>>>

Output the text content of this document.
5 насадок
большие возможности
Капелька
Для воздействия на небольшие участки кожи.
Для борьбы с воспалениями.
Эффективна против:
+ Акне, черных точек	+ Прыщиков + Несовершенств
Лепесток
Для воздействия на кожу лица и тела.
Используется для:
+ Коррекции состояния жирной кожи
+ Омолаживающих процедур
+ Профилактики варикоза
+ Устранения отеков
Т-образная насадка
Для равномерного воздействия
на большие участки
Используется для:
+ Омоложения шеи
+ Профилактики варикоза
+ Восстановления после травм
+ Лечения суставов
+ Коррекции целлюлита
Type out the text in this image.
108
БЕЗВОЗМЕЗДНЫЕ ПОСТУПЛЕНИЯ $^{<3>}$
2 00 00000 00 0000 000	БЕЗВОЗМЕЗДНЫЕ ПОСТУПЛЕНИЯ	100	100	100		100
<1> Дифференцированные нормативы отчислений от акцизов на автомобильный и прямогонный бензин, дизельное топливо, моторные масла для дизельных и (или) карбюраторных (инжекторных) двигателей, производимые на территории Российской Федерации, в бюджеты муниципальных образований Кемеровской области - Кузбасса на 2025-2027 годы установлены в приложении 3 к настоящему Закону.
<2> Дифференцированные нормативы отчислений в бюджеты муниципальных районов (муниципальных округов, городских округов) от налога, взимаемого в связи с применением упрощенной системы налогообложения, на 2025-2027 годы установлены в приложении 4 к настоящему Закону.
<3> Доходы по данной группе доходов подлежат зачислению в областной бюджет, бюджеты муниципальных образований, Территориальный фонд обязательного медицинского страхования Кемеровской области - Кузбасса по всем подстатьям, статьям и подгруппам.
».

<<<

§ **WHAT THE TASK REQUIRES**
Can you reproduce all the material exactly?

§ **ANSWER TO THIS PROBLEM**
Output the text content of this document.
5 насадок
большие возможности
Капелька
Для воздействия на небольшие участки кожи.
Для борьбы с воспалениями.
Эффективна против:
+ Акне, черных точек	+ Прыщиков + Несовершенств
Лепесток
Для воздействия на кожу лица и тела.
Используется для:
+ Коррекции состояния жирной кожи
+ Омолаживающих процедур
+ Профилактики варикоза
+ Устранения отеков
Т-образная насадка
Для равномерного воздействия
на большие участки
Используется для:
+ Омоложения шеи
+ Профилактики варикоза
+ Восстановления после травм
+ Лечения суставов
+ Коррекции целлюлита
Type out the text in this image.
108
БЕЗВОЗМЕЗДНЫЕ ПОСТУПЛЕНИЯ $^{<3>}$
2 00 00000 00 0000 000	БЕЗВОЗМЕЗДНЫЕ ПОСТУПЛЕНИЯ	100	100	100		100
<1> Дифференцированные нормативы отчислений от акцизов на автомобильный и прямогонный бензин, дизельное топливо, моторные масла для дизельных и (или) карбюраторных (инжекторных) двигателей, производимые на территории Российской Федерации, в бюджеты муниципальных образований Кемеровской области - Кузбасса на 2025-2027 годы установлены в приложении 3 к настоящему Закону.
<2> Дифференцированные нормативы отчислений в бюджеты муниципальных районов (муниципальных округов, городских округов) от налога, взимаемого в связи с применением упрощенной системы налогообложения, на 2025-2027 годы установлены в приложении 4 к настоящему Закону.
<3> Доходы по данной группе доходов подлежат зачислению в областной бюджет, бюджеты муниципальных образований, Территориальный фонд обязательного медицинского страхования Кемеровской области - Кузбасса по всем подстатьям, статьям и подгруппам.
».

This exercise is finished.